== Goal ==
Look through the material below for "laskea". Copy every line that contains it.

Collected data entries
=-=-=

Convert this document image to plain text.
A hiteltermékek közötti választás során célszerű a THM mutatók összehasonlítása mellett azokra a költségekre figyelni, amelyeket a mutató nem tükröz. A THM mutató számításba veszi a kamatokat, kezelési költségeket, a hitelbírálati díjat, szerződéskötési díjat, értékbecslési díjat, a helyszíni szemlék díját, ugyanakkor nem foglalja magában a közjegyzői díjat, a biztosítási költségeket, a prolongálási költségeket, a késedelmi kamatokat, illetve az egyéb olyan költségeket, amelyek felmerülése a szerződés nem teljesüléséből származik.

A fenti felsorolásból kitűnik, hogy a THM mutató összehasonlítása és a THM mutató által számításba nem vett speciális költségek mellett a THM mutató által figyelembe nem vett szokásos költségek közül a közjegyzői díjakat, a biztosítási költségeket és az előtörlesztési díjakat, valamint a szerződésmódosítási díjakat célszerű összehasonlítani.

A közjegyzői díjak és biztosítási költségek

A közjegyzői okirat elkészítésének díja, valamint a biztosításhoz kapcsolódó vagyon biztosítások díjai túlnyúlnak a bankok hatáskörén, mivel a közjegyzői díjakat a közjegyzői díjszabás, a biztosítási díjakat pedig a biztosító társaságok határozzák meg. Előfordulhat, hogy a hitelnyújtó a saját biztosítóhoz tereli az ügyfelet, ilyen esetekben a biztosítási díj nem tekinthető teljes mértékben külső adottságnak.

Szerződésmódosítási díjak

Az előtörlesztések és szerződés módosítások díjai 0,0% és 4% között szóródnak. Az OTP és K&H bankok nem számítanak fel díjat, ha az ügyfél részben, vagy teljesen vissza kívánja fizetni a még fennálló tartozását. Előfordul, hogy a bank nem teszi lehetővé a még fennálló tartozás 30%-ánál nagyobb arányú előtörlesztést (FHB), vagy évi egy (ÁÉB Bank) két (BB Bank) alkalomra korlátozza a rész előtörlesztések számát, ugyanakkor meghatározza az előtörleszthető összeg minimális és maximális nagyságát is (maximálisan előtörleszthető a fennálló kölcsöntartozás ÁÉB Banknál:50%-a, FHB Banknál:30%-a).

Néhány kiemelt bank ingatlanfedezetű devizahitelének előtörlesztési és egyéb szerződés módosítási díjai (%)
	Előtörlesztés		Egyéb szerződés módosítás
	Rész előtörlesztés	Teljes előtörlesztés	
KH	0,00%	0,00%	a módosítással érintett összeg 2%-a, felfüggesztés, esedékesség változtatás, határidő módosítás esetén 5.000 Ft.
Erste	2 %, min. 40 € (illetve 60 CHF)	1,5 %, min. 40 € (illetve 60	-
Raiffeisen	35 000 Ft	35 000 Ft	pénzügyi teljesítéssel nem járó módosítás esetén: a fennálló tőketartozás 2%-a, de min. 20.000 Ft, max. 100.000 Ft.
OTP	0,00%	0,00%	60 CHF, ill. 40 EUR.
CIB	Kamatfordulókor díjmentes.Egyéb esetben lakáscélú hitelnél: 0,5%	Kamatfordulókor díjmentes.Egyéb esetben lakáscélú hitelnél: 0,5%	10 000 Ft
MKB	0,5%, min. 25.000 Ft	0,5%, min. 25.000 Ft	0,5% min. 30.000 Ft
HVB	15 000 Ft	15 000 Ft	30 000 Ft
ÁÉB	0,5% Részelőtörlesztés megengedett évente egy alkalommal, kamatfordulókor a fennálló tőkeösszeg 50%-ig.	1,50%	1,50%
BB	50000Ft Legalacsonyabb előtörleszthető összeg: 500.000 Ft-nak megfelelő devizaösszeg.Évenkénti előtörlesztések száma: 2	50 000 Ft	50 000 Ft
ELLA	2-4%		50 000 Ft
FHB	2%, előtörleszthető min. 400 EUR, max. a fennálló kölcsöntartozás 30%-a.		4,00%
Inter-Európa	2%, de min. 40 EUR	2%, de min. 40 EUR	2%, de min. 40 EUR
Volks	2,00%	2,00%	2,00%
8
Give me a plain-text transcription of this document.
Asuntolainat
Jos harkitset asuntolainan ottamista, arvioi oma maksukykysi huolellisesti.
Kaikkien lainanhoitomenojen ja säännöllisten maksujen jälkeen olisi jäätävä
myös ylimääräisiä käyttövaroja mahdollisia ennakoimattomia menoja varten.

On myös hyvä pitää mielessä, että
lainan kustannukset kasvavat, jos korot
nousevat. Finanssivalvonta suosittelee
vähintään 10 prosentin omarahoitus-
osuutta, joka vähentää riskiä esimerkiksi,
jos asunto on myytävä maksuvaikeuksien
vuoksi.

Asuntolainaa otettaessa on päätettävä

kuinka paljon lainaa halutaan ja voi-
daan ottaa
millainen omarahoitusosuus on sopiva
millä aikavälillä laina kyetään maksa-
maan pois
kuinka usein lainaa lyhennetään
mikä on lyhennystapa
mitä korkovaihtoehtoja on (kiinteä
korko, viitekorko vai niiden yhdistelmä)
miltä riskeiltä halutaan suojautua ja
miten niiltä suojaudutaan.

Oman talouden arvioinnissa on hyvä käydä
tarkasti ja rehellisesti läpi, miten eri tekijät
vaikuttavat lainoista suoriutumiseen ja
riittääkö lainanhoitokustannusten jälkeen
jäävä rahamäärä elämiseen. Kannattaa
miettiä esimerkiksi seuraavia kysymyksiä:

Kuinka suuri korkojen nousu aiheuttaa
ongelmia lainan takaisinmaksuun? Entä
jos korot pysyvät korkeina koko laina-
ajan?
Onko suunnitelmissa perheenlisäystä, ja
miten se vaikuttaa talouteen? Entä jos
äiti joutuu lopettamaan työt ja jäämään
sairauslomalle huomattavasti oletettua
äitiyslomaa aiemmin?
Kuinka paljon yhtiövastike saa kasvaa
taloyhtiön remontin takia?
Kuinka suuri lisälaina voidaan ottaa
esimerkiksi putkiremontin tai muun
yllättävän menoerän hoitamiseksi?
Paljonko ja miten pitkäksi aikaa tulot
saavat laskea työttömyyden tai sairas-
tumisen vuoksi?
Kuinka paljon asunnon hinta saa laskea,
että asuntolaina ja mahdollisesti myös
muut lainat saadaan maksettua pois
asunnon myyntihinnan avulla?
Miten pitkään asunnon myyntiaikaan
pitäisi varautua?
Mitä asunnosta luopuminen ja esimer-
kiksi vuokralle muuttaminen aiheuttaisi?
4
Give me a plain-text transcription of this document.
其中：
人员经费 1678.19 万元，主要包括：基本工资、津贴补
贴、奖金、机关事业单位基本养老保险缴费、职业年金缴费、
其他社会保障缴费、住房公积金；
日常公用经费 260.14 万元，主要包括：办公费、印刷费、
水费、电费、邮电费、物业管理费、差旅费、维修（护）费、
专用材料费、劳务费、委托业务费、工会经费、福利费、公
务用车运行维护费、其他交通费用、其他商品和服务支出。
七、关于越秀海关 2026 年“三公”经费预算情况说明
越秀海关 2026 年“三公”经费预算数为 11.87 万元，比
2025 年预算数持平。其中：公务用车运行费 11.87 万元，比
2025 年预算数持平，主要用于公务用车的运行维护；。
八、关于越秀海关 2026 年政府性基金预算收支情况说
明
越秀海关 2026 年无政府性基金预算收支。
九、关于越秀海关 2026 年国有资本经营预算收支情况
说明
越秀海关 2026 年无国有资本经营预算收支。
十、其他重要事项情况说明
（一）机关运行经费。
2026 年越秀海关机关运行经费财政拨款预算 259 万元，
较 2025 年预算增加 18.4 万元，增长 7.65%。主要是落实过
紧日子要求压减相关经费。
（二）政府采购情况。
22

=-=-=

== Solution to this task ==
saavat laskea työttömyyden tai sairas-
Kuinka paljon asunnon hinta saa laskea,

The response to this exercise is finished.